- _Written instruction_
In the data below, locate each line with the word "tasks" and list it.

───── Information provided

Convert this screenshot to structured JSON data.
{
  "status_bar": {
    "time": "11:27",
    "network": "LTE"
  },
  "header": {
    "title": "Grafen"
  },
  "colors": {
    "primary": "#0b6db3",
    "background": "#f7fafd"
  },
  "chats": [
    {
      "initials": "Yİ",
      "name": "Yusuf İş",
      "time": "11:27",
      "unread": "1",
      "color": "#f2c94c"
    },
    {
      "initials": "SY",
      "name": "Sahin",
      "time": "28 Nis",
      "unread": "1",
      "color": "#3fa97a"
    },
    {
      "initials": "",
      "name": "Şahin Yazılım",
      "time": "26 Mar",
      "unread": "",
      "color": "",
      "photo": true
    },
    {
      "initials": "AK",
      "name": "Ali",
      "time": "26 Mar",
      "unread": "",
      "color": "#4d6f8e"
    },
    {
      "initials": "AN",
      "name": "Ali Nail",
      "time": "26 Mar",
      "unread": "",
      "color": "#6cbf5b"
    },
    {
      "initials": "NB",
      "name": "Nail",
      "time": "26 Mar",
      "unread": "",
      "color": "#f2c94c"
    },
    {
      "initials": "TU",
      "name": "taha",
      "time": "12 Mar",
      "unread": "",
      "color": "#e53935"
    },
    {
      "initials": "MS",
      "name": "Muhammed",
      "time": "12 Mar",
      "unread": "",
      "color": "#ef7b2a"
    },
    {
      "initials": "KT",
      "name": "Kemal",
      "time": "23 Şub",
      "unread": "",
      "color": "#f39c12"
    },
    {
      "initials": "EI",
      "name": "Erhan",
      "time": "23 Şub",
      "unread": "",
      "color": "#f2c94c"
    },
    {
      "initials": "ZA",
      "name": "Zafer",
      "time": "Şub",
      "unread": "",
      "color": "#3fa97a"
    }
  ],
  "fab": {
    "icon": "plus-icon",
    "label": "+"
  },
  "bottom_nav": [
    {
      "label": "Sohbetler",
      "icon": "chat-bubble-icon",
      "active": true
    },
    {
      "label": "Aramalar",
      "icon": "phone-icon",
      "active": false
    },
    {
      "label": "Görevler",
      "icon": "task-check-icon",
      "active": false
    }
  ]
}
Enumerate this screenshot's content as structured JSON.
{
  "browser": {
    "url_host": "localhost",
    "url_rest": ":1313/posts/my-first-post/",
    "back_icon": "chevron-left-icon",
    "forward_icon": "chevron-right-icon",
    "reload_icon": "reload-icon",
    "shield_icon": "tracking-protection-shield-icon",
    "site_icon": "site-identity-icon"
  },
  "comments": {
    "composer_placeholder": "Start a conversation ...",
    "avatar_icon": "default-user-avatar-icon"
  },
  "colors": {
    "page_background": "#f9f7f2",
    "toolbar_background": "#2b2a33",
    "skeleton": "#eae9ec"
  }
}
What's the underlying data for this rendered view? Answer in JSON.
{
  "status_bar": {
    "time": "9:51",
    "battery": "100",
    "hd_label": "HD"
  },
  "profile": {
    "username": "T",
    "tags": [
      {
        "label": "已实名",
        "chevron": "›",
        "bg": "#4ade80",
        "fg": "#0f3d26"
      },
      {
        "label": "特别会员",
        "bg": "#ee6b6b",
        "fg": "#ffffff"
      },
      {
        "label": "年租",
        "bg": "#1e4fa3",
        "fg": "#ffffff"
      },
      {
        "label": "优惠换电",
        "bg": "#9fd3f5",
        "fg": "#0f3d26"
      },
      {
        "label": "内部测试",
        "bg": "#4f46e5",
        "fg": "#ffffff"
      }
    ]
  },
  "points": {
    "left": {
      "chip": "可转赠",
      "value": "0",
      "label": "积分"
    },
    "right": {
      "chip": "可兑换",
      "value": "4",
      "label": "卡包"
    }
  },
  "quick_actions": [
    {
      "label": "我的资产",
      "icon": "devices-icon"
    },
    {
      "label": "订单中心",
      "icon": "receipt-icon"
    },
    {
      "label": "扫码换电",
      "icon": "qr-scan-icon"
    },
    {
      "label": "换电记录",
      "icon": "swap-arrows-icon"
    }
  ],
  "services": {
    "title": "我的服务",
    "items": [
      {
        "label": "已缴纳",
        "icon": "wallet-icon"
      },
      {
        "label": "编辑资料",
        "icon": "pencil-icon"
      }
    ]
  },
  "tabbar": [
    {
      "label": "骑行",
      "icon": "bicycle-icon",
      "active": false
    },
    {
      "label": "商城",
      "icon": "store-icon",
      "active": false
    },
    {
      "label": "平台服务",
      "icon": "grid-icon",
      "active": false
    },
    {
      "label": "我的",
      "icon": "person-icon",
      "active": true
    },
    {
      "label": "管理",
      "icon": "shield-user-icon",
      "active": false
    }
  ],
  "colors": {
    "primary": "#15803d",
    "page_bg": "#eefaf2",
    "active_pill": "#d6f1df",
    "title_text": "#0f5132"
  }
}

──────────
───── Information provided

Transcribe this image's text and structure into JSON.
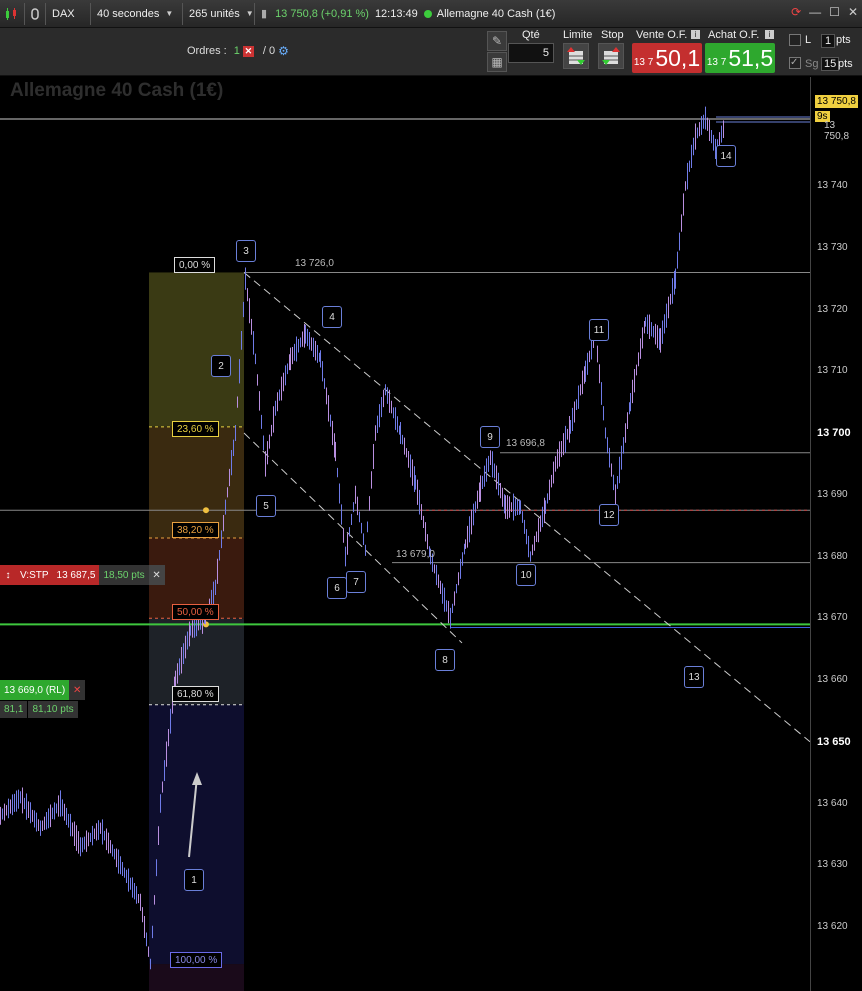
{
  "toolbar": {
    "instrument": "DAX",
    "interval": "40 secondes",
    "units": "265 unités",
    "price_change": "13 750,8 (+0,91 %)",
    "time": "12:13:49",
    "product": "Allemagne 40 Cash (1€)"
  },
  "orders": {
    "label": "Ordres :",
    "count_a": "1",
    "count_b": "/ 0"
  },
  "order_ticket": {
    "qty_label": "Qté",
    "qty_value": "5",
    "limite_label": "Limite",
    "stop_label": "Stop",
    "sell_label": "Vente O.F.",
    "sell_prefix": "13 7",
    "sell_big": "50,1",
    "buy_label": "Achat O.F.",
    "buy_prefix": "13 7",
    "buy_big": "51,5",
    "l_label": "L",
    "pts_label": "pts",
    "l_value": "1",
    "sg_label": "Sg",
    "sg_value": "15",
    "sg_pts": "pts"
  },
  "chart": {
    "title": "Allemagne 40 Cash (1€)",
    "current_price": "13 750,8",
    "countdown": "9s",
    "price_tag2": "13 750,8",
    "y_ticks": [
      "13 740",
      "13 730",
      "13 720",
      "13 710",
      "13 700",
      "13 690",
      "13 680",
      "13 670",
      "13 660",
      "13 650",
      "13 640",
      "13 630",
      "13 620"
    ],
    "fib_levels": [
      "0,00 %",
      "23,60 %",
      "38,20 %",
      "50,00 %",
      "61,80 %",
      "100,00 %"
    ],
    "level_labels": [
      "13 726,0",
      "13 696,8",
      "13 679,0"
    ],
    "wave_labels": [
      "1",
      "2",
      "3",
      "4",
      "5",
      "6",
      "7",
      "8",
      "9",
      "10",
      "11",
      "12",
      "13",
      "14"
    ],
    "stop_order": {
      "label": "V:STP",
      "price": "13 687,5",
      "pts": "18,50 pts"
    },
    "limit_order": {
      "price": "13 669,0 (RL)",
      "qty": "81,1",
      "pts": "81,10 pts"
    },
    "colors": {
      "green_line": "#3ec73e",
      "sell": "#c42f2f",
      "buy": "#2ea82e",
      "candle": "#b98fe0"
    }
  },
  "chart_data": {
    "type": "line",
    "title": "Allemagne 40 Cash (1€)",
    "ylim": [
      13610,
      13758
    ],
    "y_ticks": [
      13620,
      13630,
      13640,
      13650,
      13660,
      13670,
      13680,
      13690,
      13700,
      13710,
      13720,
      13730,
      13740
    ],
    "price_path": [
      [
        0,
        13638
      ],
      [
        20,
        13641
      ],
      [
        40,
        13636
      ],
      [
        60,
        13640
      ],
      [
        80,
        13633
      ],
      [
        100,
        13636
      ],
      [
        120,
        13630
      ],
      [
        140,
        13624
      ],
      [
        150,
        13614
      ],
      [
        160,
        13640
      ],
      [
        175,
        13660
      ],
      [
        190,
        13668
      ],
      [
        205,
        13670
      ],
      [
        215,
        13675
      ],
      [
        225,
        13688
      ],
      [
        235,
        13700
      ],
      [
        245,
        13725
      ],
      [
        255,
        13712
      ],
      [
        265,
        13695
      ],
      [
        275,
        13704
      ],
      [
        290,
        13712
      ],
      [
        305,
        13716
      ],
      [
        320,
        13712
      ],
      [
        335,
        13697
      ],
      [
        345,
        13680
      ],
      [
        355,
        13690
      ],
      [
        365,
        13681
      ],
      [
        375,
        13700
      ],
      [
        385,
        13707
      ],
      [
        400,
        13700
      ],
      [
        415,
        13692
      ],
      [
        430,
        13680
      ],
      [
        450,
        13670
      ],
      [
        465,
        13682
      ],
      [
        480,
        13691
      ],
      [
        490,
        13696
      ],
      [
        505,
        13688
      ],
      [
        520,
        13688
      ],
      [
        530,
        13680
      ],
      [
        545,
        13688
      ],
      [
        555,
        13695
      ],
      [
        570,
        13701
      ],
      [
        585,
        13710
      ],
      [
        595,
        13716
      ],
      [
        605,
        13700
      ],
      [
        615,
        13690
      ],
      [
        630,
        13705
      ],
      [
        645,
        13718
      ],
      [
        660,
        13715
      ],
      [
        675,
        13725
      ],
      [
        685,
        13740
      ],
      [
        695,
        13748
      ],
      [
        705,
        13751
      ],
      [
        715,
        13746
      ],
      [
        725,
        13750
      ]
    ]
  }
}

──────────
───── Information provided

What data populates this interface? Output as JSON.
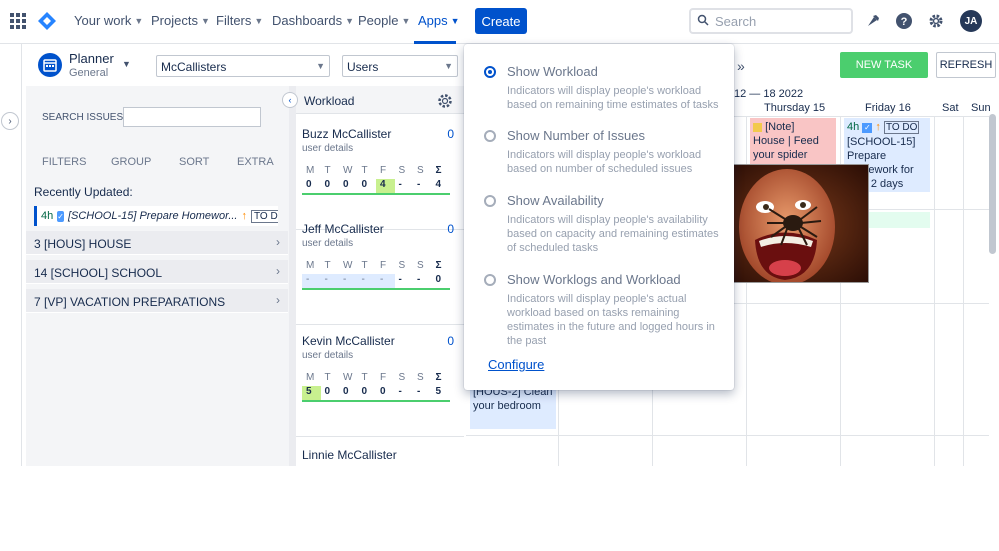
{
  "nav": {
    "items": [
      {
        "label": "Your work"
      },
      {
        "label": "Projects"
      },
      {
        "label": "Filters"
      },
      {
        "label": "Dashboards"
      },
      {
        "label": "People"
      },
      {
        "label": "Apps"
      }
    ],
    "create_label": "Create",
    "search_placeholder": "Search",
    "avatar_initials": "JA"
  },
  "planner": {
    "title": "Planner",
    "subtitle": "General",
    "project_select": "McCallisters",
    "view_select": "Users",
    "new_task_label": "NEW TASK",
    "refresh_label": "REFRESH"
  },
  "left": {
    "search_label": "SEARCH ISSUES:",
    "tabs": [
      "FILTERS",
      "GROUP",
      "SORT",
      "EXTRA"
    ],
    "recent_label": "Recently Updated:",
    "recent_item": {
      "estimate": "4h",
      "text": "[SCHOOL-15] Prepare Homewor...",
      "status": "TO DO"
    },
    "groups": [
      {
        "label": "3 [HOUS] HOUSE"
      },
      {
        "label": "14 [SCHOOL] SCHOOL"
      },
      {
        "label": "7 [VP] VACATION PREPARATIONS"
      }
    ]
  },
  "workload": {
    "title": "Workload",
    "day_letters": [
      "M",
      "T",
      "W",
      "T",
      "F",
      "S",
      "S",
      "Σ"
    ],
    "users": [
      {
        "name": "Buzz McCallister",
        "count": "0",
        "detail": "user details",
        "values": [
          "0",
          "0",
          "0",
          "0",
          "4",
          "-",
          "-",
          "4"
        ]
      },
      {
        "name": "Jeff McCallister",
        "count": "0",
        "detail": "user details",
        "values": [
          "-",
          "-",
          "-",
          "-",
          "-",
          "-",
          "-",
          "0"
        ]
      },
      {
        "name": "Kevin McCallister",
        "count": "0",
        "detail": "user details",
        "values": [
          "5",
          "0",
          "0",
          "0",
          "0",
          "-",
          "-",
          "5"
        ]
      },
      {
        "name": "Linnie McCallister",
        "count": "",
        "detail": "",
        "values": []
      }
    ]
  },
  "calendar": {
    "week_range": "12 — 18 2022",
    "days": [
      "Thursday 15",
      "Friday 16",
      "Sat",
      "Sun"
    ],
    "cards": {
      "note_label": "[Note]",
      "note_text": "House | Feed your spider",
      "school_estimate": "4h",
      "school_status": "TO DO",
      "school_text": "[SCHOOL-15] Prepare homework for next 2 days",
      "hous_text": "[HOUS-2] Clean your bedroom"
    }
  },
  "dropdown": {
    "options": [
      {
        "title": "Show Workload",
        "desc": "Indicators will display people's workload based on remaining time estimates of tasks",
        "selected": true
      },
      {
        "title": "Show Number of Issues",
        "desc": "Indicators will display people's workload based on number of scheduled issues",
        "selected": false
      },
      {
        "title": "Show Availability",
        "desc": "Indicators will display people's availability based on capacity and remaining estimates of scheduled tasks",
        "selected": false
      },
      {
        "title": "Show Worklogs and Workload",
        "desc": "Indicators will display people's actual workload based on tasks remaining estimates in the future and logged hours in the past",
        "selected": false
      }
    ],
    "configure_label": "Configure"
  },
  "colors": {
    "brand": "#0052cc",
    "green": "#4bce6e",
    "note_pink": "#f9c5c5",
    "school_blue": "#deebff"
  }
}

──────────

- _Written solution_
        "desc": "Indicators will display people's workload based on remaining time estimates of tasks",
        "desc": "Indicators will display people's availability based on capacity and remaining estimates of scheduled tasks",
        "desc": "Indicators will display people's actual workload based on tasks remaining estimates in the future and logged hours in the past",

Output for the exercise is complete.